> Exercise goal
Check each line of the listing for the word "фондов" and give only the number of lines that have it.
━━━ Material for the task ━━━
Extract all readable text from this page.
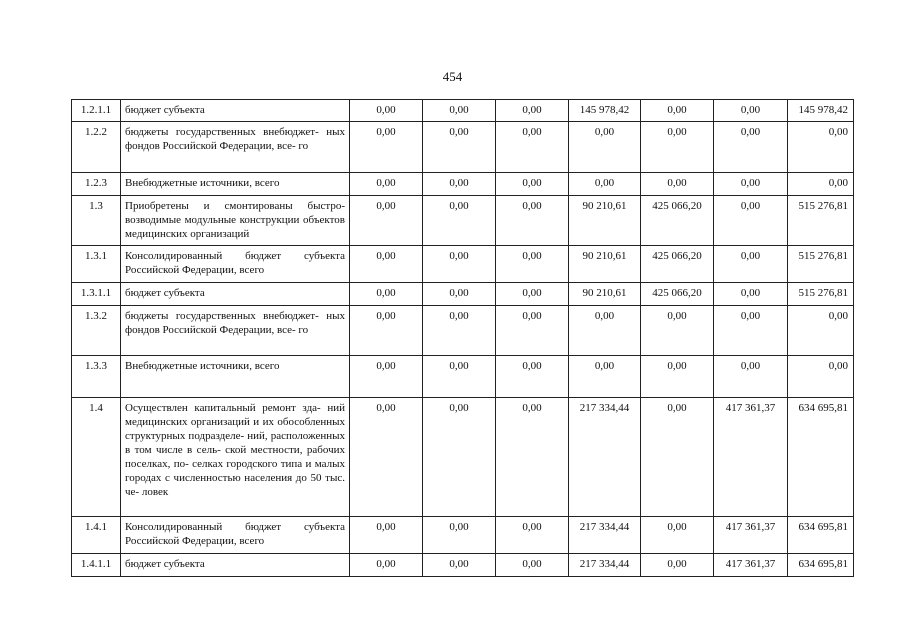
454
1.2.1.1	бюджет субъекта	0,00	0,00	0,00	145 978,42	0,00	0,00	145 978,42
1.2.2	бюджеты государственных внебюджет- ных фондов Российской Федерации, все- го	0,00	0,00	0,00	0,00	0,00	0,00	0,00
1.2.3	Внебюджетные источники, всего	0,00	0,00	0,00	0,00	0,00	0,00	0,00
1.3	Приобретены и смонтированы быстро- возводимые модульные конструкции объектов медицинских организаций	0,00	0,00	0,00	90 210,61	425 066,20	0,00	515 276,81
1.3.1	Консолидированный бюджет субъекта Российской Федерации, всего	0,00	0,00	0,00	90 210,61	425 066,20	0,00	515 276,81
1.3.1.1	бюджет субъекта	0,00	0,00	0,00	90 210,61	425 066,20	0,00	515 276,81
1.3.2	бюджеты государственных внебюджет- ных фондов Российской Федерации, все- го	0,00	0,00	0,00	0,00	0,00	0,00	0,00
1.3.3	Внебюджетные источники, всего	0,00	0,00	0,00	0,00	0,00	0,00	0,00
1.4	Осуществлен капитальный ремонт зда- ний медицинских организаций и их обособленных структурных подразделе- ний, расположенных в том числе в сель- ской местности, рабочих поселках, по- селках городского типа и малых городах с численностью населения до 50 тыс. че- ловек	0,00	0,00	0,00	217 334,44	0,00	417 361,37	634 695,81
1.4.1	Консолидированный бюджет субъекта Российской Федерации, всего	0,00	0,00	0,00	217 334,44	0,00	417 361,37	634 695,81
1.4.1.1	бюджет субъекта	0,00	0,00	0,00	217 334,44	0,00	417 361,37	634 695,81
━━━
> Task answer
2